TASK GOAL
Reproduce the listing below without any change.

SUPPLIED RECORDS
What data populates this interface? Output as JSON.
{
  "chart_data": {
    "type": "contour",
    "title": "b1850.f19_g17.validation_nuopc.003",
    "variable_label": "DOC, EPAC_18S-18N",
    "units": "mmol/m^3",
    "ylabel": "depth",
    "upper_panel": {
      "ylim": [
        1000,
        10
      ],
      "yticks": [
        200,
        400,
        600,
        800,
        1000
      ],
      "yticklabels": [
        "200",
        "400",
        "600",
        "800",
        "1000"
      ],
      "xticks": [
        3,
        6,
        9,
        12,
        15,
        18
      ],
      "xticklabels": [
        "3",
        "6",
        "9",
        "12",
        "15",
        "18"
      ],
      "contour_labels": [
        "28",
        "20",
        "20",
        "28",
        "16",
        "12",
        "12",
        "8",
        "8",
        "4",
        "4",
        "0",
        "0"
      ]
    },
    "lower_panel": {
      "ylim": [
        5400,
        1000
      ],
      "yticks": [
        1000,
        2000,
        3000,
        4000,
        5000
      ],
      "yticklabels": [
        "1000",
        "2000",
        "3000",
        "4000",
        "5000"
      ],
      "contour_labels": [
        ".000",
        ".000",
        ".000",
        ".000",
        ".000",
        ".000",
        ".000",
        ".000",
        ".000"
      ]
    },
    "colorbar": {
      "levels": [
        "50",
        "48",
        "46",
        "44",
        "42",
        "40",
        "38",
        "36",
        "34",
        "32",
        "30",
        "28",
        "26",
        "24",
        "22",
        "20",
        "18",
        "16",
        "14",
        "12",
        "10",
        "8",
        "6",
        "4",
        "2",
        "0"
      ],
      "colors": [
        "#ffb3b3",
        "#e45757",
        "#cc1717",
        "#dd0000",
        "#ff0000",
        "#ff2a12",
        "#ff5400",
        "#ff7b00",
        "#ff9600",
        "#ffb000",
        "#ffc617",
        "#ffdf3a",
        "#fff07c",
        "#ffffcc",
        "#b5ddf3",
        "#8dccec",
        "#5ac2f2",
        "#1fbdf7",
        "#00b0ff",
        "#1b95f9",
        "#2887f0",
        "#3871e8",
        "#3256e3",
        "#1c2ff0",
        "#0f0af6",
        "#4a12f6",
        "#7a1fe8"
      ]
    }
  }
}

RESPONSE TO THIS TASK
What data populates this interface? Output as JSON.
{
  "chart_data": {
    "type": "contour",
    "title": "b1850.f19_g17.validation_nuopc.003",
    "variable_label": "DOC, EPAC_18S-18N",
    "units": "mmol/m^3",
    "ylabel": "depth",
    "upper_panel": {
      "ylim": [
        1000,
        10
      ],
      "yticks": [
        200,
        400,
        600,
        800,
        1000
      ],
      "yticklabels": [
        "200",
        "400",
        "600",
        "800",
        "1000"
      ],
      "xticks": [
        3,
        6,
        9,
        12,
        15,
        18
      ],
      "xticklabels": [
        "3",
        "6",
        "9",
        "12",
        "15",
        "18"
      ],
      "contour_labels": [
        "28",
        "20",
        "20",
        "28",
        "16",
        "12",
        "12",
        "8",
        "8",
        "4",
        "4",
        "0",
        "0"
      ]
    },
    "lower_panel": {
      "ylim": [
        5400,
        1000
      ],
      "yticks": [
        1000,
        2000,
        3000,
        4000,
        5000
      ],
      "yticklabels": [
        "1000",
        "2000",
        "3000",
        "4000",
        "5000"
      ],
      "contour_labels": [
        ".000",
        ".000",
        ".000",
        ".000",
        ".000",
        ".000",
        ".000",
        ".000",
        ".000"
      ]
    },
    "colorbar": {
      "levels": [
        "50",
        "48",
        "46",
        "44",
        "42",
        "40",
        "38",
        "36",
        "34",
        "32",
        "30",
        "28",
        "26",
        "24",
        "22",
        "20",
        "18",
        "16",
        "14",
        "12",
        "10",
        "8",
        "6",
        "4",
        "2",
        "0"
      ],
      "colors": [
        "#ffb3b3",
        "#e45757",
        "#cc1717",
        "#dd0000",
        "#ff0000",
        "#ff2a12",
        "#ff5400",
        "#ff7b00",
        "#ff9600",
        "#ffb000",
        "#ffc617",
        "#ffdf3a",
        "#fff07c",
        "#ffffcc",
        "#b5ddf3",
        "#8dccec",
        "#5ac2f2",
        "#1fbdf7",
        "#00b0ff",
        "#1b95f9",
        "#2887f0",
        "#3871e8",
        "#3256e3",
        "#1c2ff0",
        "#0f0af6",
        "#4a12f6",
        "#7a1fe8"
      ]
    }
  }
}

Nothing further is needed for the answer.